## What you are asked to do
Each line of the data that includes the string "Engine" is to be copied out.

## The records
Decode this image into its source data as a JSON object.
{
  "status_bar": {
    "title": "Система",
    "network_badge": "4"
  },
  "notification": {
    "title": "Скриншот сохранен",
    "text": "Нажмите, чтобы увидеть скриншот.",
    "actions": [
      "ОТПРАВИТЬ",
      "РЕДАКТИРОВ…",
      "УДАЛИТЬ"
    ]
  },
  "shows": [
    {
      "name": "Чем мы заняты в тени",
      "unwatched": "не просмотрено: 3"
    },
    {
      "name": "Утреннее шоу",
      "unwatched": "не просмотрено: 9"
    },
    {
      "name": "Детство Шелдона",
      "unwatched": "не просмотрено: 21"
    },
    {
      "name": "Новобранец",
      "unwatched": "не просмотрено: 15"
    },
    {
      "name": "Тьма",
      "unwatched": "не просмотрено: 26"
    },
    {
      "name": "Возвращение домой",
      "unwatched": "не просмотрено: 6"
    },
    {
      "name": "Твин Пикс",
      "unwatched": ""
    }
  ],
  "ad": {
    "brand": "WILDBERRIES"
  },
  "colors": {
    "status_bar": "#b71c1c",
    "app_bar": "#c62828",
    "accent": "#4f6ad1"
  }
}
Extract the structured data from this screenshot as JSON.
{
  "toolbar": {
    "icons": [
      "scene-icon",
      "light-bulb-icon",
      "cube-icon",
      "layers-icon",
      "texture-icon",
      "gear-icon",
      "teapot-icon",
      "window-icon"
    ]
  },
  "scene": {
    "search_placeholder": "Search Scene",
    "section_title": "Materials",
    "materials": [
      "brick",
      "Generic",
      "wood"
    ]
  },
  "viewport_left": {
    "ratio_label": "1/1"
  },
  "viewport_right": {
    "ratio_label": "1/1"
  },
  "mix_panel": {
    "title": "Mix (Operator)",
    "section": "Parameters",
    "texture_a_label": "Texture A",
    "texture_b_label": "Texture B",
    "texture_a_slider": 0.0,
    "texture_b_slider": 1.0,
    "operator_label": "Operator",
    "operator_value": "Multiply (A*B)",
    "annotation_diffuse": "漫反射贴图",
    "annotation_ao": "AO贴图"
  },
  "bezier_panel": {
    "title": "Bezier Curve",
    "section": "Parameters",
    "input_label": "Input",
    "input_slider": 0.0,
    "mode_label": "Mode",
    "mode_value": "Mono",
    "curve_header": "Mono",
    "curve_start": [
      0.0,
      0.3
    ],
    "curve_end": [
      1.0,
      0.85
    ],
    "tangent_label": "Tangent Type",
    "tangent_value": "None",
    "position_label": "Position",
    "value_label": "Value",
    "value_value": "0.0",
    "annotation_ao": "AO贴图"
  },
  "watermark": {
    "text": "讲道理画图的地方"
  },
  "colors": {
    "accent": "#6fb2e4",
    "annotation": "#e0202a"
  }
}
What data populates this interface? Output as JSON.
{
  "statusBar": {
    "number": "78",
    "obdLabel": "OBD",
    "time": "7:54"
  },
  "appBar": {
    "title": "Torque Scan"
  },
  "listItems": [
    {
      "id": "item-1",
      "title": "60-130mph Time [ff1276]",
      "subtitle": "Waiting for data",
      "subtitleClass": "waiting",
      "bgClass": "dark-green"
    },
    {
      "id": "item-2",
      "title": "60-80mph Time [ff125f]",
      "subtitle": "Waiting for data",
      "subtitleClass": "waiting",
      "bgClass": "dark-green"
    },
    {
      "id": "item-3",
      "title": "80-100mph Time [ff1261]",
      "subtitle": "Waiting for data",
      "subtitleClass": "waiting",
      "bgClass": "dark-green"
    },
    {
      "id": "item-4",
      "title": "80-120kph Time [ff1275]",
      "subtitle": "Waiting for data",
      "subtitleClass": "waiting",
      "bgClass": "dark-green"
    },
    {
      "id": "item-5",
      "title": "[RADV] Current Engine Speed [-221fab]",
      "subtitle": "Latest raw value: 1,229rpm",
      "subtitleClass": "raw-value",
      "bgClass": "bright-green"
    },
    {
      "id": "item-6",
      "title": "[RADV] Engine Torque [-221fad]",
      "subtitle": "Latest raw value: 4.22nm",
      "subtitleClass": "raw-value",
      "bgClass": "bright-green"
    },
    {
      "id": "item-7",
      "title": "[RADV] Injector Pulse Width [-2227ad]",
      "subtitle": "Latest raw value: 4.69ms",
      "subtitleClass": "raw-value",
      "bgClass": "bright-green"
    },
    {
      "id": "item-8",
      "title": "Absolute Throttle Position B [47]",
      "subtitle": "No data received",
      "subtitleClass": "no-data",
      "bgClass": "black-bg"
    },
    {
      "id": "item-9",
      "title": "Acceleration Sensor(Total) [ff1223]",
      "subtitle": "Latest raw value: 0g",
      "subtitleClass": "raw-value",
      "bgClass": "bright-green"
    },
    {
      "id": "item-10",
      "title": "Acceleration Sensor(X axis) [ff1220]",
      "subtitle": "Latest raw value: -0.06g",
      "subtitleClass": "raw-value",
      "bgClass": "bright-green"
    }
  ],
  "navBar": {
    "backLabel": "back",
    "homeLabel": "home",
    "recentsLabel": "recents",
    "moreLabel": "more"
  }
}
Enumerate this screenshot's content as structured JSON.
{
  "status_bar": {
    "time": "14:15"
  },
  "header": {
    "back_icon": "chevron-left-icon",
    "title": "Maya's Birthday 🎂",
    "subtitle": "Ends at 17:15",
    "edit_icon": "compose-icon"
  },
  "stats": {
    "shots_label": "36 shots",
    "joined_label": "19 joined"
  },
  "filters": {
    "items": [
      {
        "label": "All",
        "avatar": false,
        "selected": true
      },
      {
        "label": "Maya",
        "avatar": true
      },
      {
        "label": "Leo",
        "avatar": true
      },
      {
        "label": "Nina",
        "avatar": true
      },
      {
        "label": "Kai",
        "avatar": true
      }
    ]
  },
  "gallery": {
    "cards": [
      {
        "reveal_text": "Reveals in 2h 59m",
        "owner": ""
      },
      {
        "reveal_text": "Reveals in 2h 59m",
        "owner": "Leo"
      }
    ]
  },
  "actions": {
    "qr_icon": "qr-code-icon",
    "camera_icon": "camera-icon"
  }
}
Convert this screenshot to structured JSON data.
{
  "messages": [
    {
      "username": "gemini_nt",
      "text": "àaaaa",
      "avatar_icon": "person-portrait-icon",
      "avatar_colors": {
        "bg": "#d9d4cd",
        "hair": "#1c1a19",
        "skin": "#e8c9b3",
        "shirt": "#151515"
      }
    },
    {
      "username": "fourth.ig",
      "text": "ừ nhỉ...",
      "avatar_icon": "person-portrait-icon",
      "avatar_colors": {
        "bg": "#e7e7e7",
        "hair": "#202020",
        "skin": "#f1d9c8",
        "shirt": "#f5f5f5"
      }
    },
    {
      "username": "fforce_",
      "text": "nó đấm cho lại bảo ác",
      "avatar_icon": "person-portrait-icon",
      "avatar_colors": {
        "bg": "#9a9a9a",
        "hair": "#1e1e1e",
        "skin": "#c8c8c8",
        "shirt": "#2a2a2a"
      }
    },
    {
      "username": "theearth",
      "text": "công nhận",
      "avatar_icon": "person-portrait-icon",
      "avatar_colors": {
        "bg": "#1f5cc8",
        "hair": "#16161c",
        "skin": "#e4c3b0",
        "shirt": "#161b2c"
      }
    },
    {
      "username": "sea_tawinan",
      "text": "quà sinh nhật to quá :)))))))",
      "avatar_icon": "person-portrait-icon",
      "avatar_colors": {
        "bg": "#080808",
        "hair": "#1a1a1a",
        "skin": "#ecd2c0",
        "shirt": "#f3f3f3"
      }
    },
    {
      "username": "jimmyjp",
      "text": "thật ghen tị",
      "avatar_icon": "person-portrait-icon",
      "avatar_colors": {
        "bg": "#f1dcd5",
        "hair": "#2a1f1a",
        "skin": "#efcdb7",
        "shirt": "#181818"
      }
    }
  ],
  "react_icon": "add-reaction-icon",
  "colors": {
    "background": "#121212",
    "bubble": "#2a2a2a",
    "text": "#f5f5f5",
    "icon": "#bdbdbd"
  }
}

## Written answer
      "title": "[RADV] Current Engine Speed [-221fab]",
      "title": "[RADV] Engine Torque [-221fad]",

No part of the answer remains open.